TESTO ESTRATTO:
%%

San Marino, Reggente accusato di violenza e molestie. Rf attacca: “Due pesi e due misure”

Violenza contro le donne e molestie sul lavoro, Repubblica futura parla di due pesi e due misure per gli ultimi scandali che hanno travolto il Titano, mentre l’Unione sammarinese lavoratori, Usl, affonda il dito nella piaga, denunciando «le numerose lacune da colmare in quest’ambito» ed invitando a prevenire i fenomeni senza «aspettare che certi fatti balzino alla cronaca».

L’opposizione

Nella serata di lunedì si è riunito con urgenza il Coordinamento di Rf. Al centro del confronto i presunti sospetti che hanno toccato anche la suprema magistratura. Al riguardo, il partito d’opposizione esprime «grave preoccupazione», ripercorrendo i fatti di via Gino Giacomini, dagli episodi di violenza, alle denunce contro la stampa e i cittadini, sino alle molestie che sarebbero state perpetrate dal capitano Reggente Giacomo Simoncini, accusato di molestie sessuali da una segretaria di palazzo. Al contempo si rimarca che mai come nelle ultime ore, abbiano pesato il «doppiopesismo e la volontà di usare episodi personali a fini politici». Così si punta il dito su Gian Nicola Berti capogruppo di “Noi per la Repubblica” (partito di Simoncini). Davanti all’episodio che ha visto protagonista il segretario di Libera, Matteo Ciacci (coinvolto in una lite con la fidanzata poi degenerata, ndr) Berti avrebbe fornito «premesse, conclusioni e condanna finale con tanto di scherno e una strampalata interpellanza per accertare la verità». Mosse che, si sottolinea, non ha tuttavia scelto «per accertare la verità sul reggente, evitando anzi sia di esprimere condanna, sia di prendere le distanze». Al contrario Rf dice di aver adottato lo stesso comportamento «per garantire la dignità delle persone e tutelare le magistrature». Perciò chiede alla Reggenza «una smentita con buona pace delle panzane messe nero su bianco dal Congresso di Stato (tra presunti dovuti mutismi e rinnovate minacce alla stampa)». Altrimenti, si conclude, «meglio che Simoncini si dimetta, per salvaguardare le istituzioni stesse e quel che resta della loro credibilità».

%%

OBIETTIVO DELL'ESERCIZIO:
Prosegui l'articolo sulle accuse al Reggente di San Marino dal punto in cui si ferma. I record non hanno alcun legame con l'articolo.

Estratti da un dataset:
%%

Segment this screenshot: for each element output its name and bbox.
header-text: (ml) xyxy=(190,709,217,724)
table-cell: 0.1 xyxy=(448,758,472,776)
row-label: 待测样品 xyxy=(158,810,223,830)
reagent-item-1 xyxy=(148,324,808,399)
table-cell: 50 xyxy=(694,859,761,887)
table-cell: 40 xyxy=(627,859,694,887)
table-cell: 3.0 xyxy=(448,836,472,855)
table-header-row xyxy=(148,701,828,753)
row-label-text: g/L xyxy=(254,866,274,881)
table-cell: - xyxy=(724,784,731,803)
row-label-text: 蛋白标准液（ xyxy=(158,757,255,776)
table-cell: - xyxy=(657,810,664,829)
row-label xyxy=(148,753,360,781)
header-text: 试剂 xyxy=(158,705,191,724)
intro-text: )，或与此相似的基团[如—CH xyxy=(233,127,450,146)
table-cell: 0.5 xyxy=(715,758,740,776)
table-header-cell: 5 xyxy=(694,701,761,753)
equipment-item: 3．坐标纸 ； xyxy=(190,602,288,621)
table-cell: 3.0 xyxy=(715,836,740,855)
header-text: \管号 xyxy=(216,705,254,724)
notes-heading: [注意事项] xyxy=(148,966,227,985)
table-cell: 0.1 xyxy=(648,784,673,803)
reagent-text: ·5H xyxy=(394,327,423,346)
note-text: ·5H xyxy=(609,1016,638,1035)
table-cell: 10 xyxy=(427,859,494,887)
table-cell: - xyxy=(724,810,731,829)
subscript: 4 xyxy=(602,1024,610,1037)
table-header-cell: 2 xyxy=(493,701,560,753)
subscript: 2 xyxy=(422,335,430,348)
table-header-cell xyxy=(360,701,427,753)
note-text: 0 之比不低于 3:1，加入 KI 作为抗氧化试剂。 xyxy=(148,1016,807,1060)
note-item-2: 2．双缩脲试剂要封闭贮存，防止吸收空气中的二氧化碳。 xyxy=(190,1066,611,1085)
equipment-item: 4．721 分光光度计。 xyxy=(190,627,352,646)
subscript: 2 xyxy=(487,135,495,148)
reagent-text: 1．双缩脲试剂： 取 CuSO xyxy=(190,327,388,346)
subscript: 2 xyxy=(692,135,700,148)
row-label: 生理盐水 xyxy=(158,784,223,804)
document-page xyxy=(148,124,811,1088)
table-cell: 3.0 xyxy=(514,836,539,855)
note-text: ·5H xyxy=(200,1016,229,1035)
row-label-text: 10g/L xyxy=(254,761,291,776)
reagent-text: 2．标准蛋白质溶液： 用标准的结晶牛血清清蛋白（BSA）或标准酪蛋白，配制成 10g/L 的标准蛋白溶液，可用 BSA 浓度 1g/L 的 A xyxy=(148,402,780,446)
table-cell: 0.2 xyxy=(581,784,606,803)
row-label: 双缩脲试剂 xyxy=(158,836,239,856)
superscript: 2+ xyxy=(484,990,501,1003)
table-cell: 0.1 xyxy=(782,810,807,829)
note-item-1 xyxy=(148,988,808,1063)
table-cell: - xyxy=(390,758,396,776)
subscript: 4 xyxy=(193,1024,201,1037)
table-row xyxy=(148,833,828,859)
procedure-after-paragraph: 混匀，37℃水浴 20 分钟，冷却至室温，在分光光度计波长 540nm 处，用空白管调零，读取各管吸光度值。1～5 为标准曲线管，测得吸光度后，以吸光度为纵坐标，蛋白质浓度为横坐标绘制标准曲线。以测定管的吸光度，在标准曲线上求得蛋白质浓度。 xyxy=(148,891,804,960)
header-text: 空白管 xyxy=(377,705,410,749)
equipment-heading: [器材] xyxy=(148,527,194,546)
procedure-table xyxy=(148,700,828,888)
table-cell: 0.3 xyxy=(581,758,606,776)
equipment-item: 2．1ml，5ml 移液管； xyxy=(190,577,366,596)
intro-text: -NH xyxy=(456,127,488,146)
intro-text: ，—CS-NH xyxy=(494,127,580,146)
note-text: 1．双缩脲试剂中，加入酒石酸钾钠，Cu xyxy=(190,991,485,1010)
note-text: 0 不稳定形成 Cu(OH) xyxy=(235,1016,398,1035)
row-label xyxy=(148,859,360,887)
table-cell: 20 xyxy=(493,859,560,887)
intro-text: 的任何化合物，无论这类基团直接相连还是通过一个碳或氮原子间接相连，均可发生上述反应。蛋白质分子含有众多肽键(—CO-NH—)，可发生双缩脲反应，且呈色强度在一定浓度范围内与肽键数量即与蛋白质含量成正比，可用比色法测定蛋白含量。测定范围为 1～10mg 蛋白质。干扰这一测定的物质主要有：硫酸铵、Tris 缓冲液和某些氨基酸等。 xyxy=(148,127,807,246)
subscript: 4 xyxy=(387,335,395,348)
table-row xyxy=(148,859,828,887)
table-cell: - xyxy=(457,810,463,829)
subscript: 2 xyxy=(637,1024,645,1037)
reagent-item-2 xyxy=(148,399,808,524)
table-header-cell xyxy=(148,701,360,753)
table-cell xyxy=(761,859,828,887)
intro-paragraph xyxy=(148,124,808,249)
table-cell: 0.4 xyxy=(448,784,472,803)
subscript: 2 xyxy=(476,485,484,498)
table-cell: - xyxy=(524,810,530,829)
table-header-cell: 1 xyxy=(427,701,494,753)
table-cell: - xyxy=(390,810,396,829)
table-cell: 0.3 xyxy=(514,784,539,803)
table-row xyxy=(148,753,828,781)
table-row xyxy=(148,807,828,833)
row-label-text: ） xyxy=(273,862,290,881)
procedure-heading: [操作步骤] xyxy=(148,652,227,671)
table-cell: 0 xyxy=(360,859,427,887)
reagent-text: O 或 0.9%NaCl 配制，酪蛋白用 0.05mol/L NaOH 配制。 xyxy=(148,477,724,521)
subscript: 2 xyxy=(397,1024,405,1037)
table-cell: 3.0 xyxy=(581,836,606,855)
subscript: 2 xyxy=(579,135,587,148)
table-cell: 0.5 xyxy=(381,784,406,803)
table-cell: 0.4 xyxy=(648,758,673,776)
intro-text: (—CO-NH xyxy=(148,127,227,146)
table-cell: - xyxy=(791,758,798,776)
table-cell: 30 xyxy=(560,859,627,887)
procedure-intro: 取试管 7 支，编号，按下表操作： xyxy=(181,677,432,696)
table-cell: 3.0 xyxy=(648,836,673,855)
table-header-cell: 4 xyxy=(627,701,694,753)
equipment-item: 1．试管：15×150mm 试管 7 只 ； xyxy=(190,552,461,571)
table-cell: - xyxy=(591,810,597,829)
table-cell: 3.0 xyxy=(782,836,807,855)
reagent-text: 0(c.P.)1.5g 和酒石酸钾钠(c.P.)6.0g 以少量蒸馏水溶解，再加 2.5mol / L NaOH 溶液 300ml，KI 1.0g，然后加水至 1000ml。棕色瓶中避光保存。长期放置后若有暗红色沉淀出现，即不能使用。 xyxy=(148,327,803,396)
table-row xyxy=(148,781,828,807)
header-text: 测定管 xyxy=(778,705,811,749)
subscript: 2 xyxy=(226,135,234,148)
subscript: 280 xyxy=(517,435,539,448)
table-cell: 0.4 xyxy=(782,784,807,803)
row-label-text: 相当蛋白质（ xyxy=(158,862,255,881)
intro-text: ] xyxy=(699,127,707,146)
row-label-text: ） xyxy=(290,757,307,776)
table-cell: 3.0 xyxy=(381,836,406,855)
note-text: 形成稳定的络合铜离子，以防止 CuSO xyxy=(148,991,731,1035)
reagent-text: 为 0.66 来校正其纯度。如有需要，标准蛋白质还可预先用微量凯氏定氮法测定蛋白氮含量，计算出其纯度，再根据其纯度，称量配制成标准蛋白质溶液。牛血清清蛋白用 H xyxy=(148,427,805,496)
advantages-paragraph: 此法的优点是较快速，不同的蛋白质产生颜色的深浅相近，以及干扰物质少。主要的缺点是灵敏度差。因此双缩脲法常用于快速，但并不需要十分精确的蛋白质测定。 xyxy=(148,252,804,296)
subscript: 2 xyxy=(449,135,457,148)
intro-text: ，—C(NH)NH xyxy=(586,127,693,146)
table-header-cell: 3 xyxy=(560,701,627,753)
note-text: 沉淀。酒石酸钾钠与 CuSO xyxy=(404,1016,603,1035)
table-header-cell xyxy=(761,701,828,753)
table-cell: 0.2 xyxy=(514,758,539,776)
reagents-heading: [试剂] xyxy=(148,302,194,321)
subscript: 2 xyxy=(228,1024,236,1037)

%%

SOLUZIONE DELL'ESERCIZIO:
L’Usl

In linea il sindacato che attendeva da un anno la ratifica della convenzione dell’Ilo contro le molestie sul lavoro giunta nel giorno della bufera. «Non si può tergiversare, – chiariscono – ma occorre giocare d’anticipo con senso di responsabilità e coraggio, senza aspettare che certi fatti balzino alla cronaca: la violenza, le molestie e le discriminazioni sul lavoro hanno bisogno di risposte sin da subito». Usl invoca politiche sulla «prevenzione, sensibilizzazione e formazione supportate da un moderno impianto legislativo».